## Directions
Find all lines in the records that include the word "EGFRTraffickingCHOMinimizableDirector", and copy them out.

*****

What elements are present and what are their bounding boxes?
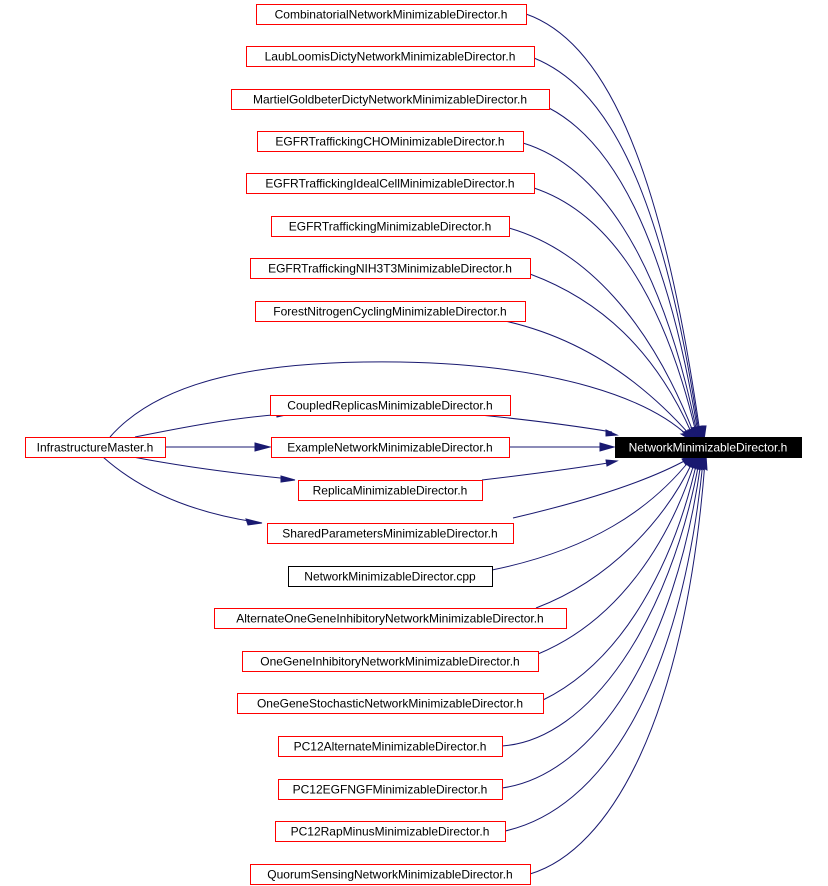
node-label[interactable]: PC12EGFNGFMinimizableDirector.h: [293, 783, 488, 797]
graph-node-egfr_cho[interactable]: EGFRTraffickingCHOMinimizableDirector.h: [257, 131, 524, 152]
edge-line: [479, 414, 613, 433]
arrowhead-icon: [280, 475, 296, 483]
node-label[interactable]: InfrastructureMaster.h: [37, 441, 154, 455]
edge-line: [512, 458, 689, 519]
graph-node-replica[interactable]: ReplicaMinimizableDirector.h: [298, 480, 483, 501]
arrowhead-icon: [605, 429, 619, 437]
graph-node-forest[interactable]: ForestNitrogenCyclingMinimizableDirector…: [255, 301, 526, 322]
node-label: NetworkMinimizableDirector.h: [629, 441, 788, 455]
node-label[interactable]: PC12RapMinusMinimizableDirector.h: [291, 825, 490, 839]
node-label[interactable]: ReplicaMinimizableDirector.h: [313, 484, 468, 498]
edge-example-to-focus: [509, 442, 616, 452]
edge-alt_onegene-to-focus: [535, 453, 697, 609]
graph-node-infra[interactable]: InfrastructureMaster.h: [25, 437, 166, 458]
graph-node-combinatorial[interactable]: CombinatorialNetworkMinimizableDirector.…: [256, 4, 527, 25]
node-label[interactable]: MartielGoldbeterDictyNetworkMinimizableD…: [253, 93, 527, 107]
edge-line: [491, 459, 691, 571]
graph-node-egfr[interactable]: EGFRTraffickingMinimizableDirector.h: [271, 216, 510, 237]
edge-line: [548, 107, 699, 434]
arrowhead-icon: [599, 442, 616, 452]
edge-forest-to-focus: [504, 320, 698, 441]
edge-egfr_cho-to-focus: [522, 142, 704, 442]
focus-node: NetworkMinimizableDirector.h: [615, 437, 802, 458]
edge-line: [481, 461, 615, 481]
graph-node-egfr_ideal[interactable]: EGFRTraffickingIdealCellMinimizableDirec…: [246, 173, 535, 194]
edge-replica-to-focus: [481, 459, 619, 481]
node-label[interactable]: ForestNitrogenCyclingMinimizableDirector…: [273, 305, 506, 319]
graph-node-shared[interactable]: SharedParametersMinimizableDirector.h: [267, 523, 514, 544]
edge-line: [134, 413, 286, 438]
arrowhead-icon: [254, 442, 272, 452]
graph-node-onegene_sto[interactable]: OneGeneStochasticNetworkMinimizableDirec…: [237, 693, 544, 714]
node-label[interactable]: AlternateOneGeneInhibitoryNetworkMinimiz…: [236, 612, 543, 626]
node-label[interactable]: ExampleNetworkMinimizableDirector.h: [287, 441, 492, 455]
edge-line: [508, 227, 695, 435]
node-label[interactable]: OneGeneInhibitoryNetworkMinimizableDirec…: [260, 655, 519, 669]
edge-line: [102, 456, 256, 523]
node-label[interactable]: OneGeneStochasticNetworkMinimizableDirec…: [257, 697, 523, 711]
arrowhead-icon: [605, 459, 619, 467]
graph-node-martiel[interactable]: MartielGoldbeterDictyNetworkMinimizableD…: [231, 89, 550, 110]
edge-infra-to-replica: [132, 456, 296, 483]
node-label: NetworkMinimizableDirector.cpp: [304, 570, 476, 584]
edge-laubloomis-to-focus: [533, 57, 706, 442]
edge-pc12_rap-to-focus: [504, 454, 705, 832]
graph-node-pc12_alt[interactable]: PC12AlternateMinimizableDirector.h: [278, 736, 503, 757]
edge-combinatorial-to-focus: [525, 13, 707, 442]
edge-infra-to-coupled: [134, 410, 291, 438]
node-label[interactable]: PC12AlternateMinimizableDirector.h: [294, 740, 487, 754]
edge-line: [504, 320, 691, 436]
arrowhead-icon: [245, 518, 263, 526]
node-label[interactable]: QuorumSensingNetworkMinimizableDirector.…: [267, 868, 512, 882]
node-label[interactable]: EGFRTraffickingIdealCellMinimizableDirec…: [265, 177, 514, 191]
node-label[interactable]: SharedParametersMinimizableDirector.h: [282, 527, 497, 541]
graph-node-onegene_inh[interactable]: OneGeneInhibitoryNetworkMinimizableDirec…: [242, 651, 539, 672]
graph-node-quorum[interactable]: QuorumSensingNetworkMinimizableDirector.…: [250, 864, 531, 885]
graph-node-example[interactable]: ExampleNetworkMinimizableDirector.h: [271, 437, 510, 458]
graph-node-pc12_egf[interactable]: PC12EGFNGFMinimizableDirector.h: [278, 779, 503, 800]
graph-node-nmd_cpp: NetworkMinimizableDirector.cpp: [288, 566, 493, 587]
graph-node-egfr_nih[interactable]: EGFRTraffickingNIH3T3MinimizableDirector…: [250, 258, 531, 279]
edge-line: [529, 273, 693, 435]
graph-node-alt_onegene[interactable]: AlternateOneGeneInhibitoryNetworkMinimiz…: [214, 608, 567, 629]
dependency-graph: CombinatorialNetworkMinimizableDirector.…: [25, 4, 802, 885]
node-label[interactable]: EGFRTraffickingMinimizableDirector.h: [289, 220, 492, 234]
node-label[interactable]: EGFRTraffickingCHOMinimizableDirector.h: [275, 135, 504, 149]
node-label[interactable]: CoupledReplicasMinimizableDirector.h: [287, 399, 492, 413]
nodes-layer: CombinatorialNetworkMinimizableDirector.…: [25, 4, 802, 885]
node-label[interactable]: CombinatorialNetworkMinimizableDirector.…: [275, 8, 508, 22]
node-label[interactable]: LaubLoomisDictyNetworkMinimizableDirecto…: [265, 50, 516, 64]
graph-node-laubloomis[interactable]: LaubLoomisDictyNetworkMinimizableDirecto…: [246, 46, 535, 67]
edge-egfr_ideal-to-focus: [533, 187, 703, 442]
edge-coupled-to-focus: [479, 414, 619, 437]
graph-node-coupled[interactable]: CoupledReplicasMinimizableDirector.h: [270, 395, 511, 416]
edge-nmd_cpp-to-focus: [491, 453, 695, 571]
edge-line: [132, 456, 291, 480]
graph-node-pc12_rap[interactable]: PC12RapMinusMinimizableDirector.h: [275, 821, 506, 842]
edge-line: [525, 13, 701, 434]
edge-infra-to-shared: [102, 456, 263, 526]
edge-quorum-to-focus: [529, 453, 708, 875]
edge-infra-to-example: [165, 442, 272, 452]
node-label[interactable]: EGFRTraffickingNIH3T3MinimizableDirector…: [268, 262, 512, 276]
edge-line: [504, 461, 704, 832]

*****

## Response below
graph-node-egfr_cho[interactable]: EGFRTraffickingCHOMinimizableDirector.h: [257, 131, 524, 152]
node-label[interactable]: EGFRTraffickingCHOMinimizableDirector.h: [275, 135, 504, 149]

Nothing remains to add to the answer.